INPUT FOR THIS TASK:
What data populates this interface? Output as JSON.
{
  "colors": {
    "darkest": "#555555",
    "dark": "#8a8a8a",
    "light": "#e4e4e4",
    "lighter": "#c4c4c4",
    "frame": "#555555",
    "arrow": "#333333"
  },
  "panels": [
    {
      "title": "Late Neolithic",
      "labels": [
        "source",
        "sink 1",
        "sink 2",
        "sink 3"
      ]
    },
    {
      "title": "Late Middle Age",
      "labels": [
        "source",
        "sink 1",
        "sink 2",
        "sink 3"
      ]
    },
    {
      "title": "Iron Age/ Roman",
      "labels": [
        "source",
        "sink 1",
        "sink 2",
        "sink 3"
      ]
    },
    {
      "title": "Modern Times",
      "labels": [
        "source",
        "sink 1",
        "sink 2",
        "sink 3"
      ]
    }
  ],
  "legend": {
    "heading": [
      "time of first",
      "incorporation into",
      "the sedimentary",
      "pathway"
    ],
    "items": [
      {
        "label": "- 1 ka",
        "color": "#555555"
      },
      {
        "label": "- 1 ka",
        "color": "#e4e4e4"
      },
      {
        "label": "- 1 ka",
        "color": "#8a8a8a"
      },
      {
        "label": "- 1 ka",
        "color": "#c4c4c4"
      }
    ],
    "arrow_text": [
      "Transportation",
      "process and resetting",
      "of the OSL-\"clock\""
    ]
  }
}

---

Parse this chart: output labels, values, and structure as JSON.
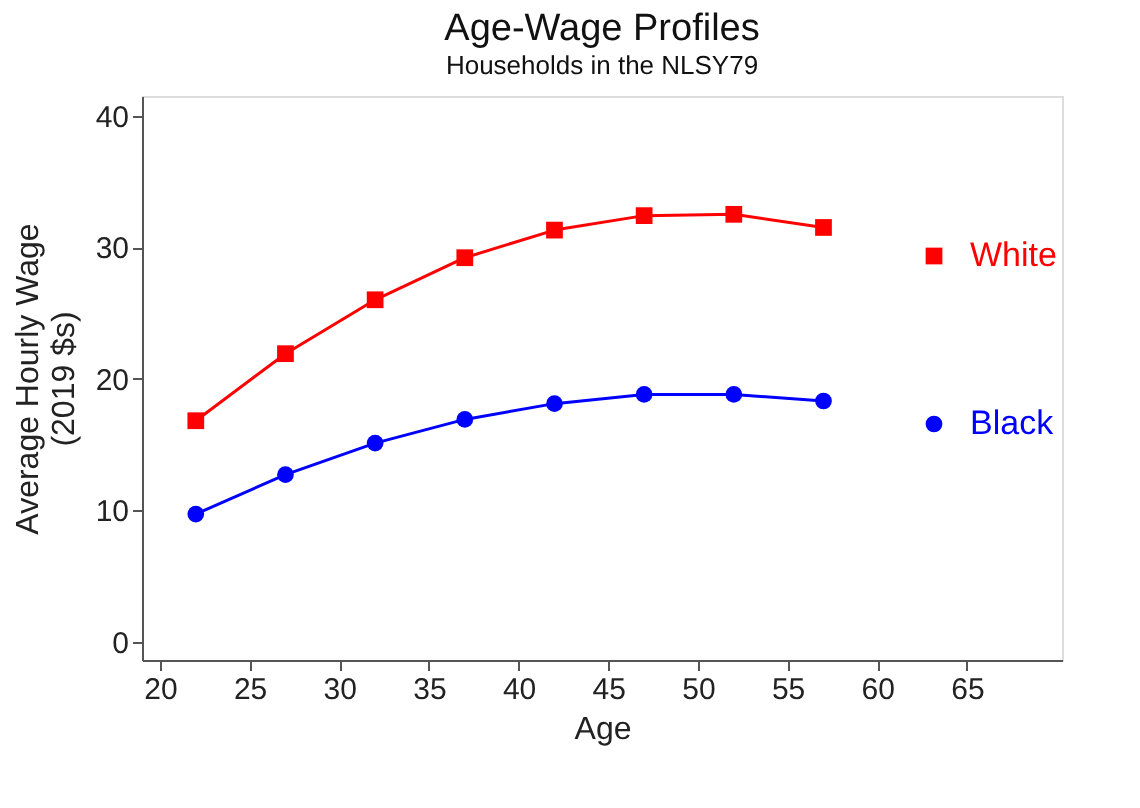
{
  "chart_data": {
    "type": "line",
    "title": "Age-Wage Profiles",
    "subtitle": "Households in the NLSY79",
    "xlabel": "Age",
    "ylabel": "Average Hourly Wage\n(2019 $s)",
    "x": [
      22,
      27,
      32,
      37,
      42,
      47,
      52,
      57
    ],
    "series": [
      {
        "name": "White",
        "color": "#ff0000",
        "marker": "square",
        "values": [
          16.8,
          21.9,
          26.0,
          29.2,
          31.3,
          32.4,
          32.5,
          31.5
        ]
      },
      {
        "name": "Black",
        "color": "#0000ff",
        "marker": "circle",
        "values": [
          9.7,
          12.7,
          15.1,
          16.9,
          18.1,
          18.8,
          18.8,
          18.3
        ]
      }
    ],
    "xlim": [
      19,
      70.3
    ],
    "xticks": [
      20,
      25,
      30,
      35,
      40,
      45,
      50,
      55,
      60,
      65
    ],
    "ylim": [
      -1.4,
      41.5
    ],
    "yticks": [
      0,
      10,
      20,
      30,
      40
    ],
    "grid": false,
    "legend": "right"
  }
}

REQUIRED TASK: Looking at the data above, how many lines hold the word "Wage"? Respond with the number alone.

EXERCISE ANSWER: 2